**Your task:** Transcribe everything in the data word for word. Pictures are left out.

BEGIN Material for the task

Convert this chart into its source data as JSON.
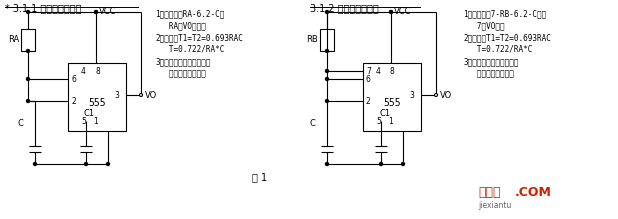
{
  "bg_color": "#f0f0f0",
  "title1": "* 3.1.1 直接反馈型无稳",
  "title2": "3.1.2 直接反馈型无稳",
  "fig1_label": "图 1",
  "text_left": [
    "1）特点：「RA-6.2-C」",
    "   RA与VO相连。",
    "2）公式：T1=T2=0.693RAC",
    "   T=0.722/RA*C",
    "3）用途：方波输出，音响",
    "   告警，电源变换等"
  ],
  "text_right": [
    "1）特点：「7-RB-6.2-C」，",
    "   7与VO相联",
    "2）公式：T1=T2=0.693RAC",
    "   T=0.722/RA*C",
    "3）用途：方波输出，音响",
    "   告警，电源变换等"
  ],
  "line_color": "#000000",
  "bg_white": "#ffffff",
  "watermark1": "接线图",
  "watermark2": ".COM",
  "watermark3": "jiexiantu"
}
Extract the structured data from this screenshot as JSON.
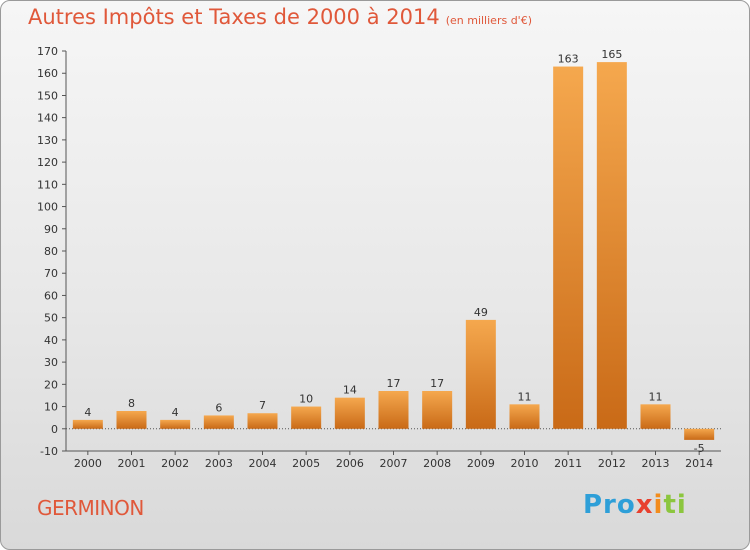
{
  "title": "Autres Impôts et Taxes de 2000 à 2014",
  "unit_note": "(en milliers d'€)",
  "commune": "GERMINON",
  "logo": {
    "p": "Pro",
    "x": "x",
    "i": "i",
    "t": "ti"
  },
  "colors": {
    "bar_light": "#f5a84e",
    "bar_dark": "#c96a17",
    "axis": "#555555",
    "grid": "#333333",
    "title": "#e0583a"
  },
  "chart_data": {
    "type": "bar",
    "categories": [
      "2000",
      "2001",
      "2002",
      "2003",
      "2004",
      "2005",
      "2006",
      "2007",
      "2008",
      "2009",
      "2010",
      "2011",
      "2012",
      "2013",
      "2014"
    ],
    "values": [
      4,
      8,
      4,
      6,
      7,
      10,
      14,
      17,
      17,
      49,
      11,
      163,
      165,
      11,
      -5
    ],
    "value_labels": [
      "4",
      "8",
      "4",
      "6",
      "7",
      "10",
      "14",
      "17",
      "17",
      "49",
      "11",
      "163",
      "165",
      "11",
      "-5"
    ],
    "ylim": [
      -10,
      170
    ],
    "yticks": [
      -10,
      0,
      10,
      20,
      30,
      40,
      50,
      60,
      70,
      80,
      90,
      100,
      110,
      120,
      130,
      140,
      150,
      160,
      170
    ],
    "ytick_labels": [
      "-10",
      "0",
      "10",
      "20",
      "30",
      "40",
      "50",
      "60",
      "70",
      "80",
      "90",
      "100",
      "110",
      "120",
      "130",
      "140",
      "150",
      "160",
      "170"
    ],
    "grid": false,
    "legend": "none"
  }
}
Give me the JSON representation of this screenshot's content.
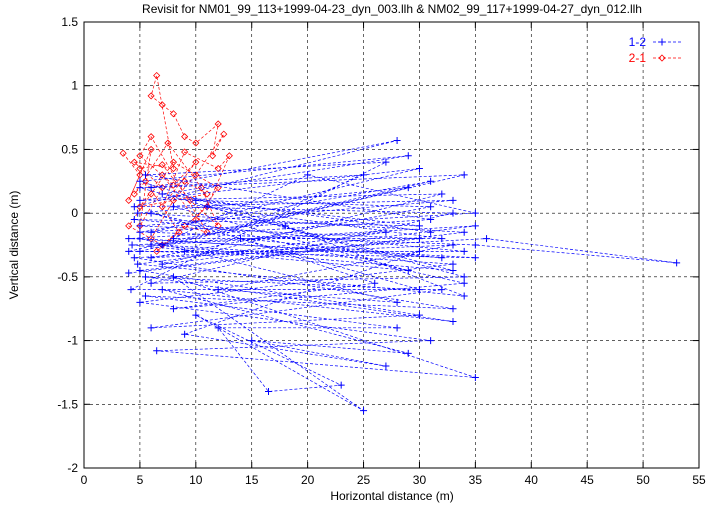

END Material for the task

**Written answer:**
Convert this chart into its source data as JSON.
{
  "bg_color": "#f0f0f0",
  "title1": "* 3.1.1 直接反馈型无稳",
  "title2": "3.1.2 直接反馈型无稳",
  "fig1_label": "图 1",
  "text_left": [
    "1）特点：「RA-6.2-C」",
    "   RA与VO相连。",
    "2）公式：T1=T2=0.693RAC",
    "   T=0.722/RA*C",
    "3）用途：方波输出，音响",
    "   告警，电源变换等"
  ],
  "text_right": [
    "1）特点：「7-RB-6.2-C」，",
    "   7与VO相联",
    "2）公式：T1=T2=0.693RAC",
    "   T=0.722/RA*C",
    "3）用途：方波输出，音响",
    "   告警，电源变换等"
  ],
  "line_color": "#000000",
  "bg_white": "#ffffff",
  "watermark1": "接线图",
  "watermark2": ".COM",
  "watermark3": "jiexiantu"
}
Extract the structured data from this screenshot as JSON.
{
  "title": "Autres Impôts et Taxes de 2000 à 2014",
  "unit_note": "(en milliers d'€)",
  "commune": "GERMINON",
  "logo": {
    "p": "Pro",
    "x": "x",
    "i": "i",
    "t": "ti"
  },
  "colors": {
    "bar_light": "#f5a84e",
    "bar_dark": "#c96a17",
    "axis": "#555555",
    "grid": "#333333",
    "title": "#e0583a"
  },
  "chart_data": {
    "type": "bar",
    "categories": [
      "2000",
      "2001",
      "2002",
      "2003",
      "2004",
      "2005",
      "2006",
      "2007",
      "2008",
      "2009",
      "2010",
      "2011",
      "2012",
      "2013",
      "2014"
    ],
    "values": [
      4,
      8,
      4,
      6,
      7,
      10,
      14,
      17,
      17,
      49,
      11,
      163,
      165,
      11,
      -5
    ],
    "value_labels": [
      "4",
      "8",
      "4",
      "6",
      "7",
      "10",
      "14",
      "17",
      "17",
      "49",
      "11",
      "163",
      "165",
      "11",
      "-5"
    ],
    "ylim": [
      -10,
      170
    ],
    "yticks": [
      -10,
      0,
      10,
      20,
      30,
      40,
      50,
      60,
      70,
      80,
      90,
      100,
      110,
      120,
      130,
      140,
      150,
      160,
      170
    ],
    "ytick_labels": [
      "-10",
      "0",
      "10",
      "20",
      "30",
      "40",
      "50",
      "60",
      "70",
      "80",
      "90",
      "100",
      "110",
      "120",
      "130",
      "140",
      "150",
      "160",
      "170"
    ],
    "grid": false,
    "legend": "none"
  }
}
Give me the JSON representation of this screenshot's content.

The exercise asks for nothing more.